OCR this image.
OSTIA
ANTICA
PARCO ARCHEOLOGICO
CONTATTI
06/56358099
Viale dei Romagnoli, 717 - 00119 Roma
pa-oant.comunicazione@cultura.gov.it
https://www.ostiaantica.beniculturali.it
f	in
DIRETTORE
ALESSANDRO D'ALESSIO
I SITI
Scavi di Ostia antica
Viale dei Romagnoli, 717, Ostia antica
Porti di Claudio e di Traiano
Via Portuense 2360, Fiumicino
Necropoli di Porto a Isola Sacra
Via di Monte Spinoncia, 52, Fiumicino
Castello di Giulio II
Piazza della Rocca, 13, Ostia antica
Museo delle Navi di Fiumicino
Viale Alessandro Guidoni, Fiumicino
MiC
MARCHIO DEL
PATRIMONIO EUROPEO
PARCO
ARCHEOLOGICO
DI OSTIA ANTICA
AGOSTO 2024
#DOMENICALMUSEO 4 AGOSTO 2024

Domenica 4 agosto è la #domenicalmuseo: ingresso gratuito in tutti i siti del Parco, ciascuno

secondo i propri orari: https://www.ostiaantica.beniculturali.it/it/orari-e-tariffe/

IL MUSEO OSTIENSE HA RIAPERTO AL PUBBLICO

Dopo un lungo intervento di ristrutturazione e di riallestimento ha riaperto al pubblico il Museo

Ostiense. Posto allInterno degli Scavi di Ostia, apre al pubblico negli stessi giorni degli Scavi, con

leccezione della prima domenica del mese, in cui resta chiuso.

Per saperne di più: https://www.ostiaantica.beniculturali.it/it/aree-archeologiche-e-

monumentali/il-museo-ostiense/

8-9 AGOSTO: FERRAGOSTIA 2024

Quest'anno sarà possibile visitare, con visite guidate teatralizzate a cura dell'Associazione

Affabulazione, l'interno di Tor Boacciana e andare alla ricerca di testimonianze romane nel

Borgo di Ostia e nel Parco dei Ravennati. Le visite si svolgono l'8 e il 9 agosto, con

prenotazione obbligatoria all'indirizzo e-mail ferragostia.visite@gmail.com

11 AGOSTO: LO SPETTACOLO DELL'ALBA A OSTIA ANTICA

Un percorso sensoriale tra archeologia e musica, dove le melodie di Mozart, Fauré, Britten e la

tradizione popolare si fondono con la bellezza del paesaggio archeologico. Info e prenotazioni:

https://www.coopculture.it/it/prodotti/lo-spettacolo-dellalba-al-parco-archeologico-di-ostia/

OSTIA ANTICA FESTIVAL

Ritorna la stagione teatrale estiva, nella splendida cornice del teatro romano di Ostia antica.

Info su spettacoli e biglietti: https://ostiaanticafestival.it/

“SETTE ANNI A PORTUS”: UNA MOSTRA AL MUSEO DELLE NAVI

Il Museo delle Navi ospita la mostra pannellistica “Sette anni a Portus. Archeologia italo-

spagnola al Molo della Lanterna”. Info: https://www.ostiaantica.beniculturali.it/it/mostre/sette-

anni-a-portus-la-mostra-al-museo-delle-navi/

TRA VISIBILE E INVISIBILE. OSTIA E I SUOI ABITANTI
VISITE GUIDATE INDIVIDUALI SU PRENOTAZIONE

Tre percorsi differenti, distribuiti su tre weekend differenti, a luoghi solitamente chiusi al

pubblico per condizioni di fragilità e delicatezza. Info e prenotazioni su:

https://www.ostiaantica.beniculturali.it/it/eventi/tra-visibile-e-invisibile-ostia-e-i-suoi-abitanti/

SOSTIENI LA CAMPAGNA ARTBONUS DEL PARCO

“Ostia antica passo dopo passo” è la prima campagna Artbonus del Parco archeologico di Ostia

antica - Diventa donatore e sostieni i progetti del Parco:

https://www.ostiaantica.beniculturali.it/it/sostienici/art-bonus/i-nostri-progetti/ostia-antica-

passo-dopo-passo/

• **Given request**
Repeat the data in its entirety, character for character.

• **Answer to the problem**
OCR this image.
OSTIA
ANTICA
PARCO ARCHEOLOGICO
CONTATTI
06/56358099
Viale dei Romagnoli, 717 - 00119 Roma
pa-oant.comunicazione@cultura.gov.it
https://www.ostiaantica.beniculturali.it
f	in
DIRETTORE
ALESSANDRO D'ALESSIO
I SITI
Scavi di Ostia antica
Viale dei Romagnoli, 717, Ostia antica
Porti di Claudio e di Traiano
Via Portuense 2360, Fiumicino
Necropoli di Porto a Isola Sacra
Via di Monte Spinoncia, 52, Fiumicino
Castello di Giulio II
Piazza della Rocca, 13, Ostia antica
Museo delle Navi di Fiumicino
Viale Alessandro Guidoni, Fiumicino
MiC
MARCHIO DEL
PATRIMONIO EUROPEO
PARCO
ARCHEOLOGICO
DI OSTIA ANTICA
AGOSTO 2024
#DOMENICALMUSEO 4 AGOSTO 2024

Domenica 4 agosto è la #domenicalmuseo: ingresso gratuito in tutti i siti del Parco, ciascuno

secondo i propri orari: https://www.ostiaantica.beniculturali.it/it/orari-e-tariffe/

IL MUSEO OSTIENSE HA RIAPERTO AL PUBBLICO

Dopo un lungo intervento di ristrutturazione e di riallestimento ha riaperto al pubblico il Museo

Ostiense. Posto allInterno degli Scavi di Ostia, apre al pubblico negli stessi giorni degli Scavi, con

leccezione della prima domenica del mese, in cui resta chiuso.

Per saperne di più: https://www.ostiaantica.beniculturali.it/it/aree-archeologiche-e-

monumentali/il-museo-ostiense/

8-9 AGOSTO: FERRAGOSTIA 2024

Quest'anno sarà possibile visitare, con visite guidate teatralizzate a cura dell'Associazione

Affabulazione, l'interno di Tor Boacciana e andare alla ricerca di testimonianze romane nel

Borgo di Ostia e nel Parco dei Ravennati. Le visite si svolgono l'8 e il 9 agosto, con

prenotazione obbligatoria all'indirizzo e-mail ferragostia.visite@gmail.com

11 AGOSTO: LO SPETTACOLO DELL'ALBA A OSTIA ANTICA

Un percorso sensoriale tra archeologia e musica, dove le melodie di Mozart, Fauré, Britten e la

tradizione popolare si fondono con la bellezza del paesaggio archeologico. Info e prenotazioni:

https://www.coopculture.it/it/prodotti/lo-spettacolo-dellalba-al-parco-archeologico-di-ostia/

OSTIA ANTICA FESTIVAL

Ritorna la stagione teatrale estiva, nella splendida cornice del teatro romano di Ostia antica.

Info su spettacoli e biglietti: https://ostiaanticafestival.it/

“SETTE ANNI A PORTUS”: UNA MOSTRA AL MUSEO DELLE NAVI

Il Museo delle Navi ospita la mostra pannellistica “Sette anni a Portus. Archeologia italo-

spagnola al Molo della Lanterna”. Info: https://www.ostiaantica.beniculturali.it/it/mostre/sette-

anni-a-portus-la-mostra-al-museo-delle-navi/

TRA VISIBILE E INVISIBILE. OSTIA E I SUOI ABITANTI
VISITE GUIDATE INDIVIDUALI SU PRENOTAZIONE

Tre percorsi differenti, distribuiti su tre weekend differenti, a luoghi solitamente chiusi al

pubblico per condizioni di fragilità e delicatezza. Info e prenotazioni su:

https://www.ostiaantica.beniculturali.it/it/eventi/tra-visibile-e-invisibile-ostia-e-i-suoi-abitanti/

SOSTIENI LA CAMPAGNA ARTBONUS DEL PARCO

“Ostia antica passo dopo passo” è la prima campagna Artbonus del Parco archeologico di Ostia

antica - Diventa donatore e sostieni i progetti del Parco:

https://www.ostiaantica.beniculturali.it/it/sostienici/art-bonus/i-nostri-progetti/ostia-antica-

passo-dopo-passo/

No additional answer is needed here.